> **SOURCE EXCERPT**:
>> START
Thank you for the invitation to speak today. I very much welcome the Leave Fight and Transform initiative.  Now that leaving the EU is an imminent reality we need to quickly set out a positive agenda for what this can mean for our communities – and LeFT, and this meeting, is an important part of that. 

I’ve been an MP for more than a month now and I am proud to represent the people of Wavertree, and I am proud that I was elected on a radical Labour manifesto – a manifesto that offered the prospect of a real break from 40 years of neoliberalism.

But of course, that prospect was not realised, with us losing over 50 seats to the Tories in leave-voting areas.

I will talk about what I think we should learn from that defeat, and how that should affect us going forward.

But I want first to outline how my own thinking on the EU referendum has developed over these last few tumultuous years.

Prior to becoming an MP I was the regional convenor of UNISON North West.  It was in that role – and as a representative of some 200,000 workers in public services – that I voted in the 2016 referendum, – and I voted to leave.

I voted leave because I wanted a major shakeup. I wanted to defeat Cameron and Osborne and end their austerity agenda that I’d seen have such a devastating effect on the public services in the North West and on the workers who deliver them.
>> END
> **DATA LINES**:
>> START
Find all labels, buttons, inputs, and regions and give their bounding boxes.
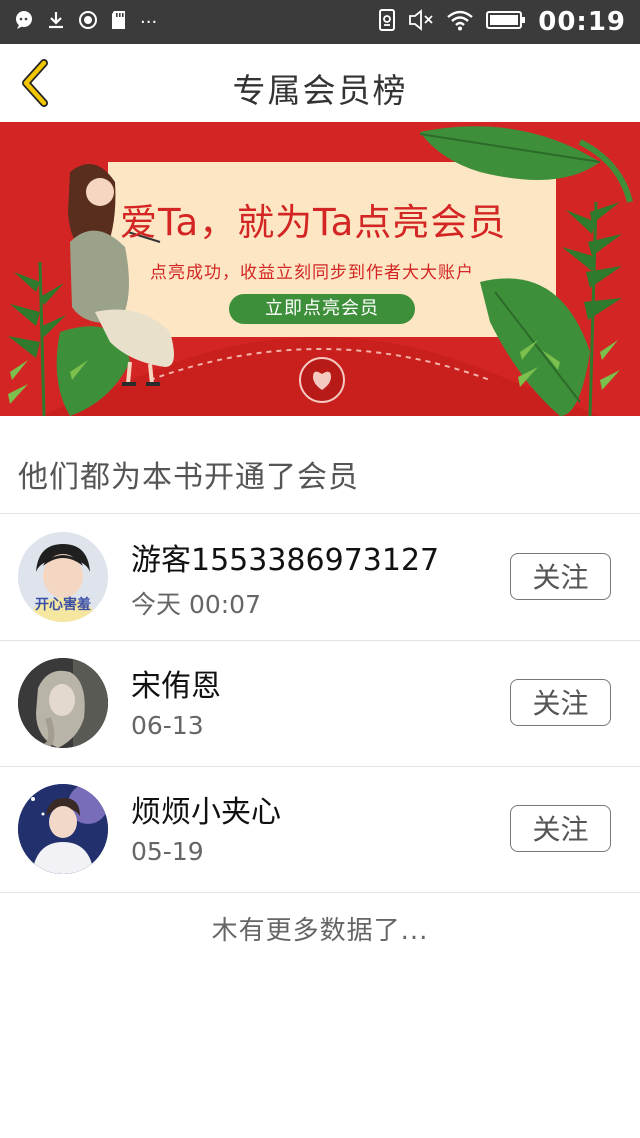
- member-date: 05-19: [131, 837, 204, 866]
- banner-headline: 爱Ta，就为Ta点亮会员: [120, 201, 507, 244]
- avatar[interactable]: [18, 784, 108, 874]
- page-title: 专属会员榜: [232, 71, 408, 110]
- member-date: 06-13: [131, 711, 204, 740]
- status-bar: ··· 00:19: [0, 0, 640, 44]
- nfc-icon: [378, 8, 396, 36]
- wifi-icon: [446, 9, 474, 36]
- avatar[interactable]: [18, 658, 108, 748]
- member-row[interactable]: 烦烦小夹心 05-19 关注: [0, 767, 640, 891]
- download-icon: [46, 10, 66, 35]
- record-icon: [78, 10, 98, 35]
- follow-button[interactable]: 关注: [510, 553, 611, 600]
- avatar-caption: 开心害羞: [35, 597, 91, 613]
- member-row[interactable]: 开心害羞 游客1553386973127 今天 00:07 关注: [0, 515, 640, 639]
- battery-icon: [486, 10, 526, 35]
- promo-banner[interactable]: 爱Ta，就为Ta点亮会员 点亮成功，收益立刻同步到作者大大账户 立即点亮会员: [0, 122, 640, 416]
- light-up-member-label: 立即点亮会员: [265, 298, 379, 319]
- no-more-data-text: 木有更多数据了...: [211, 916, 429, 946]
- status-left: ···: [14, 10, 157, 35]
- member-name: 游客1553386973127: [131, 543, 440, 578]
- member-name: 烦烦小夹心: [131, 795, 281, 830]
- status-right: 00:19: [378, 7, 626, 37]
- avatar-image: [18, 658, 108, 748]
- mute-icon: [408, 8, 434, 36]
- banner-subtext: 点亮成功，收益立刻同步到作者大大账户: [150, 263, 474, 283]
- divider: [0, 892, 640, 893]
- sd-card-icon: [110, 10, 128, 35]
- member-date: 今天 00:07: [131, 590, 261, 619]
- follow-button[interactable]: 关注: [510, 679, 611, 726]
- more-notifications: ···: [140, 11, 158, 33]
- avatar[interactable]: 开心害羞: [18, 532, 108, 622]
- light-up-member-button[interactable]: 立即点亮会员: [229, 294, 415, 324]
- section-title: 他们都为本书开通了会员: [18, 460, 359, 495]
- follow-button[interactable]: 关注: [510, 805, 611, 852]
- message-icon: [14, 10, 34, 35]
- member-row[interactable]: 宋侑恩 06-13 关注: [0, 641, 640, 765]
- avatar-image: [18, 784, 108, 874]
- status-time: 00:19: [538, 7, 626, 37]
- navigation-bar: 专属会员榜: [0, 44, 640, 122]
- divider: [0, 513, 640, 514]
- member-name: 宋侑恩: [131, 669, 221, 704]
>> END
> **TASKS**:
[A] From the speech on leaving the EU, copy everything from "But I want first" down to "who deliver them." without changing a word.
[B] Pick up the speech on leaving the EU after its final sentence and keep writing it.
These rows have nothing to do with the speech.

> **SOLVED PROBLEMS**:
[A]
But I want first to outline how my own thinking on the EU referendum has developed over these last few tumultuous years.

Prior to becoming an MP I was the regional convenor of UNISON North West.  It was in that role – and as a representative of some 200,000 workers in public services – that I voted in the 2016 referendum, – and I voted to leave.

I voted leave because I wanted a major shakeup. I wanted to defeat Cameron and Osborne and end their austerity agenda that I’d seen have such a devastating effect on the public services in the North West and on the workers who deliver them.

[B]
I voted leave because I wanted to see the removal of potential impediments to a radical Labour programme. Limits on government intervention through state aid rules, limits on public spending, limits on a government’s ability to protect workers from the ravages of marketisation and competition.

And I voted leave because I’d seen the damage done by the ECJ’s Alemo Herron ruling. This key judgment means that the many thousands of workers who have been outsourced from the public sector to the private sector do not receive subsequently agreed pay rises. The significance of this decision should not be underestimated – nearly every industrial dispute that UNISON North West members have been involved in in recent years is rooted in the injustice of this ruling – a ruling that denies outsourced public service workers the rate for the job. And this ruling cannot be changed by the UK courts or the UK government or the UK people – not without leaving the EU.

I did not regard the referendum as being about immigration or liberal social values. The referendum posed a legal and institutional question about the UK’s future – and I answered accordingly.

I was of course concerned by the subsequent direction of Labour policy. First, the emphasis on retaining close links with the EU over positively embracing how the freedom of leaving could help us implement radical policies. And then, after the 2017 election, the gradual rehabilitation of the possibility that the UK may not leave at all.

But I stood on the 2019 Labour manifesto in its entirety, including the party’s position on the EU.

I had confidence that Jeremy Corbyn could negotiate a better deal than Boris Johnson – with greater freedom on state aid and continued protections on workers’ rights.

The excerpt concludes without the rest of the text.